**Exercise directions:** Output the material below unchanged, apart from leaving out the pictures.

══════

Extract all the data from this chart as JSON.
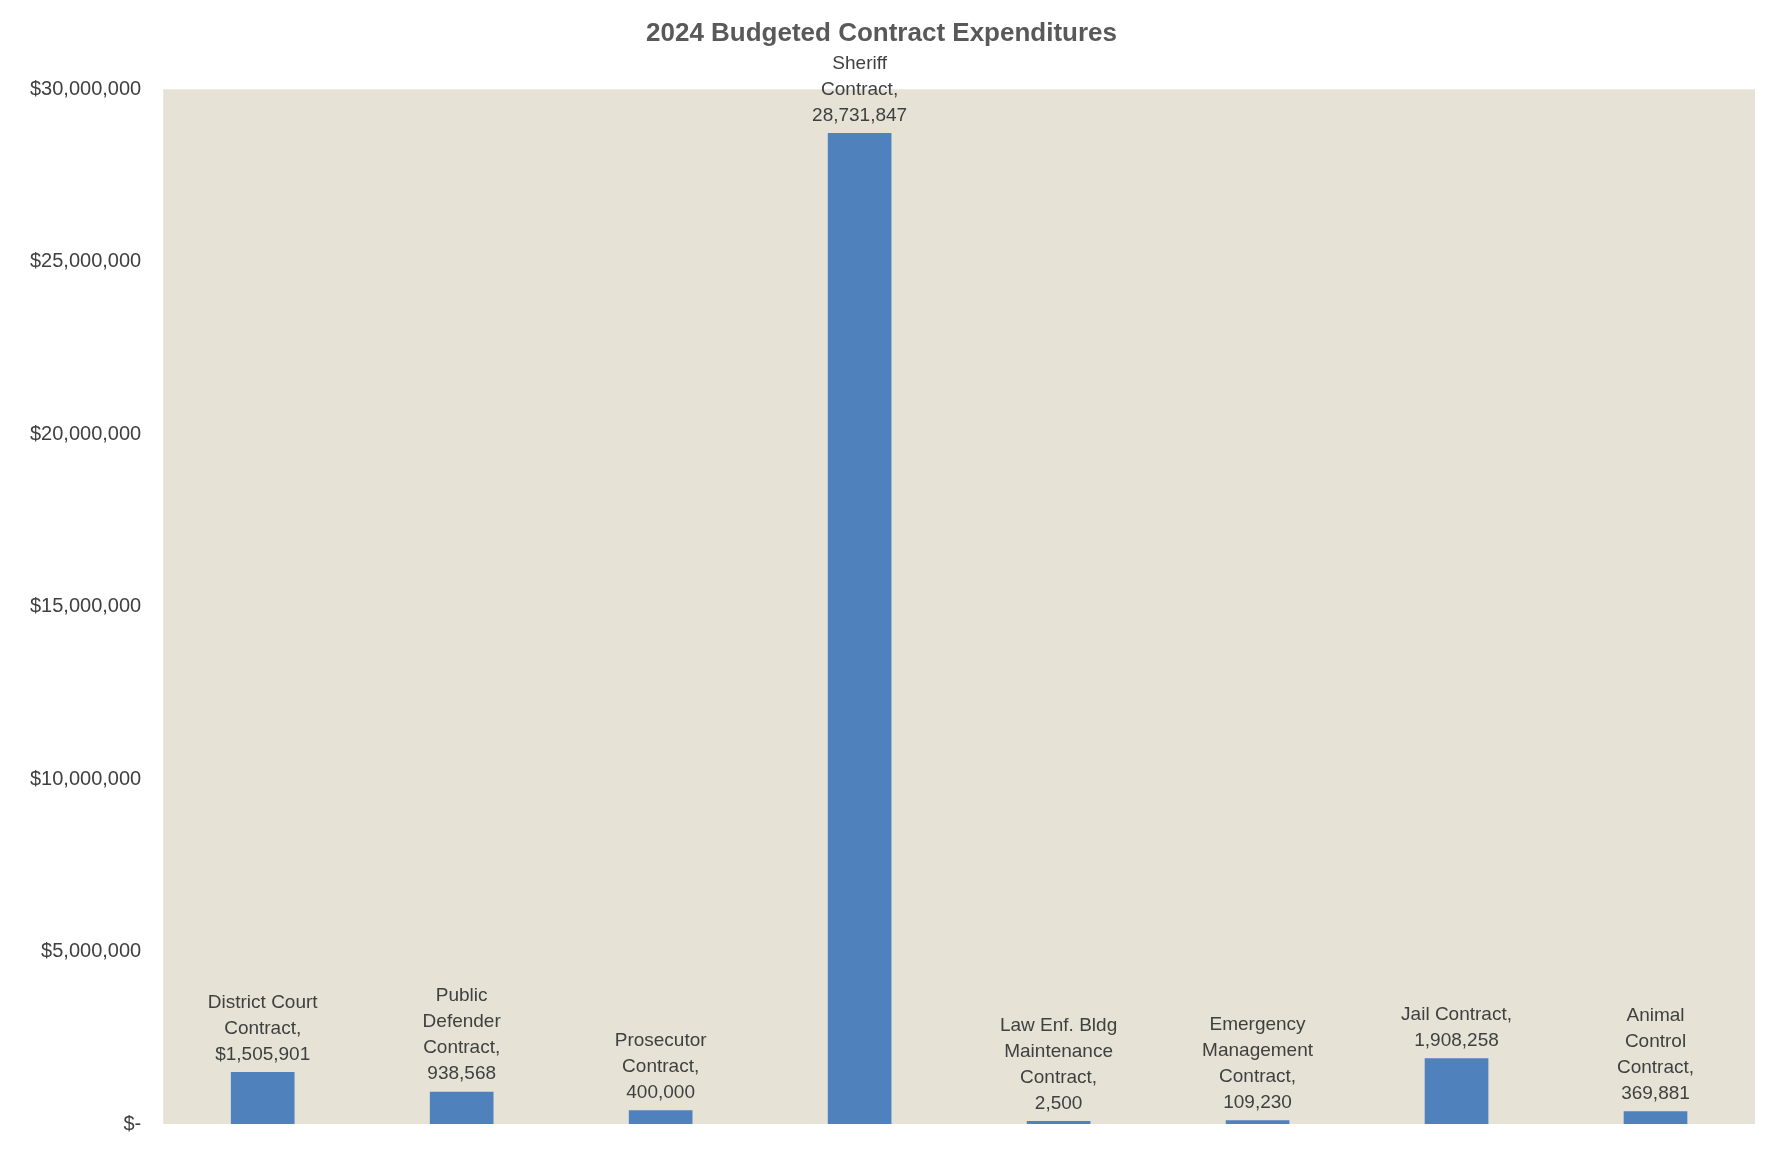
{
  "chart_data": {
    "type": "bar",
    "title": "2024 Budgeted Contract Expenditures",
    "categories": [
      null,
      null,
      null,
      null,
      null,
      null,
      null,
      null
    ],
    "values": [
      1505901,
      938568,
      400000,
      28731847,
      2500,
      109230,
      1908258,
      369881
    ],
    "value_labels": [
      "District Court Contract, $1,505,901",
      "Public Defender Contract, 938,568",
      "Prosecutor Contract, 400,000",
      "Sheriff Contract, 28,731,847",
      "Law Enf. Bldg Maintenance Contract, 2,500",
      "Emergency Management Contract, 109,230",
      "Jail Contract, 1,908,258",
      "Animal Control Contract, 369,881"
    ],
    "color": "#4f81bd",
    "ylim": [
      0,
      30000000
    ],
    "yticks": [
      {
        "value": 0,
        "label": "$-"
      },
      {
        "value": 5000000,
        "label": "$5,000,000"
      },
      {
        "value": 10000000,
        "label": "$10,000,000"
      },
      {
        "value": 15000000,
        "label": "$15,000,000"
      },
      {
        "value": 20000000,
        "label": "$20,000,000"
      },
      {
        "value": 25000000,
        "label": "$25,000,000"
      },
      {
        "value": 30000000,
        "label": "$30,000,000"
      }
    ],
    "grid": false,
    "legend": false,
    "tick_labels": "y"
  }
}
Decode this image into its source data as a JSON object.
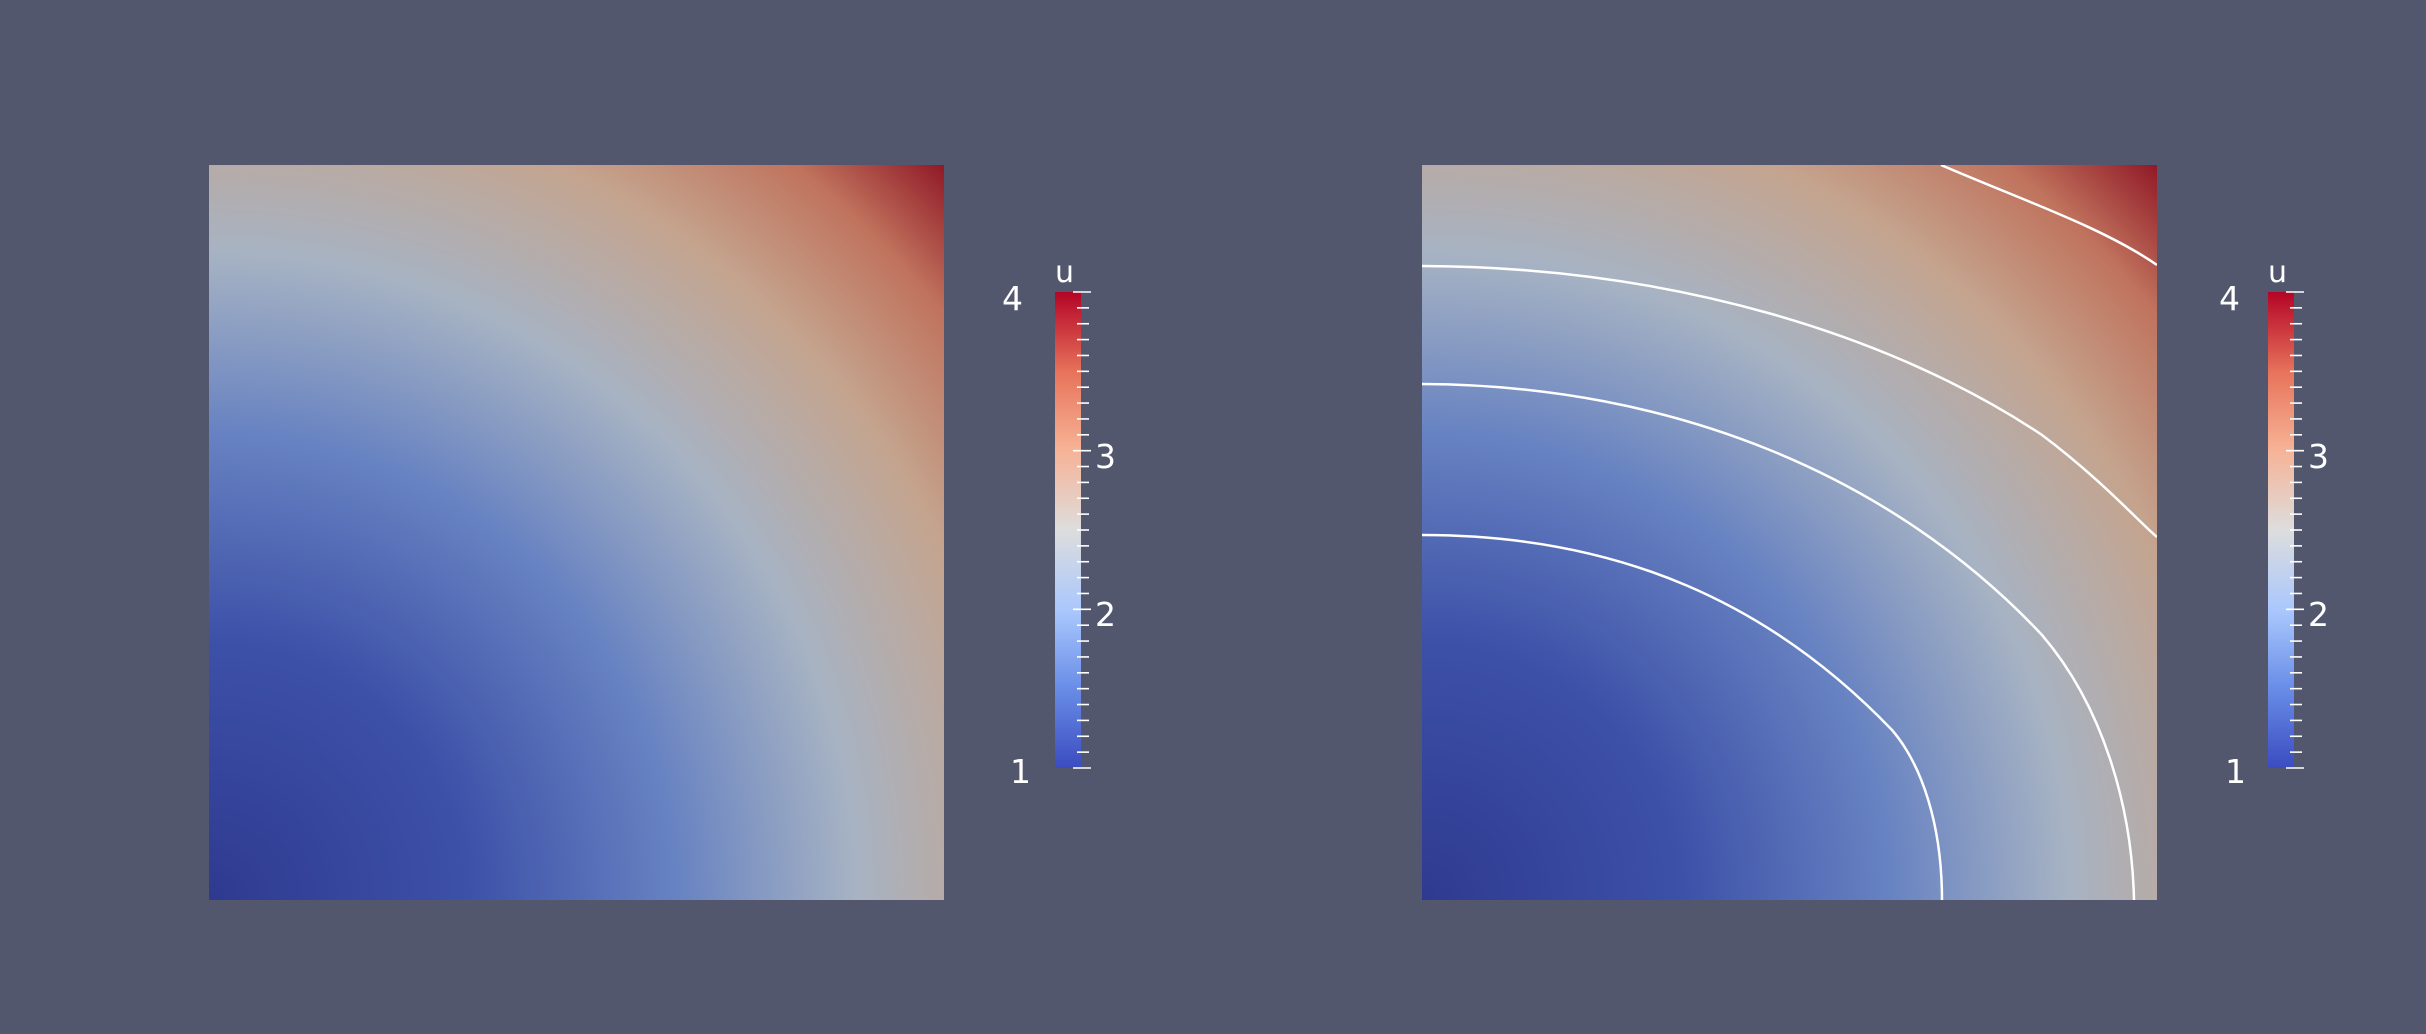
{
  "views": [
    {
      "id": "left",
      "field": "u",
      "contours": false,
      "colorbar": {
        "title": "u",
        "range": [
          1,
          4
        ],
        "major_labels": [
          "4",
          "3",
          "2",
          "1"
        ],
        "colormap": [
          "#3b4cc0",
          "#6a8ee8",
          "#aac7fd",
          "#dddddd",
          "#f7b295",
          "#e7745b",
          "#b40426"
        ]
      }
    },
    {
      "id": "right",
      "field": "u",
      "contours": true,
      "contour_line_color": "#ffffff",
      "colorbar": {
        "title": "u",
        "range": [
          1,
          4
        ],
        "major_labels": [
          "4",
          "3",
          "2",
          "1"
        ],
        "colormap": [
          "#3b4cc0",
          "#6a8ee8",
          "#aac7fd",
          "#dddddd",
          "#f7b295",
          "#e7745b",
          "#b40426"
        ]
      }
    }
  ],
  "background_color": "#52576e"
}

══════

**Finished task:**
Extract all the data from this chart as JSON.
{
  "chart_data": {
    "type": "bar",
    "title": "2024 Budgeted Contract Expenditures",
    "categories": [
      null,
      null,
      null,
      null,
      null,
      null,
      null,
      null
    ],
    "values": [
      1505901,
      938568,
      400000,
      28731847,
      2500,
      109230,
      1908258,
      369881
    ],
    "value_labels": [
      "District Court Contract, $1,505,901",
      "Public Defender Contract, 938,568",
      "Prosecutor Contract, 400,000",
      "Sheriff Contract, 28,731,847",
      "Law Enf. Bldg Maintenance Contract, 2,500",
      "Emergency Management Contract, 109,230",
      "Jail Contract, 1,908,258",
      "Animal Control Contract, 369,881"
    ],
    "color": "#4f81bd",
    "ylim": [
      0,
      30000000
    ],
    "yticks": [
      {
        "value": 0,
        "label": "$-"
      },
      {
        "value": 5000000,
        "label": "$5,000,000"
      },
      {
        "value": 10000000,
        "label": "$10,000,000"
      },
      {
        "value": 15000000,
        "label": "$15,000,000"
      },
      {
        "value": 20000000,
        "label": "$20,000,000"
      },
      {
        "value": 25000000,
        "label": "$25,000,000"
      },
      {
        "value": 30000000,
        "label": "$30,000,000"
      }
    ],
    "grid": false,
    "legend": false,
    "tick_labels": "y"
  }
}
Decode this image into its source data as a JSON object.
{
  "views": [
    {
      "id": "left",
      "field": "u",
      "contours": false,
      "colorbar": {
        "title": "u",
        "range": [
          1,
          4
        ],
        "major_labels": [
          "4",
          "3",
          "2",
          "1"
        ],
        "colormap": [
          "#3b4cc0",
          "#6a8ee8",
          "#aac7fd",
          "#dddddd",
          "#f7b295",
          "#e7745b",
          "#b40426"
        ]
      }
    },
    {
      "id": "right",
      "field": "u",
      "contours": true,
      "contour_line_color": "#ffffff",
      "colorbar": {
        "title": "u",
        "range": [
          1,
          4
        ],
        "major_labels": [
          "4",
          "3",
          "2",
          "1"
        ],
        "colormap": [
          "#3b4cc0",
          "#6a8ee8",
          "#aac7fd",
          "#dddddd",
          "#f7b295",
          "#e7745b",
          "#b40426"
        ]
      }
    }
  ],
  "background_color": "#52576e"
}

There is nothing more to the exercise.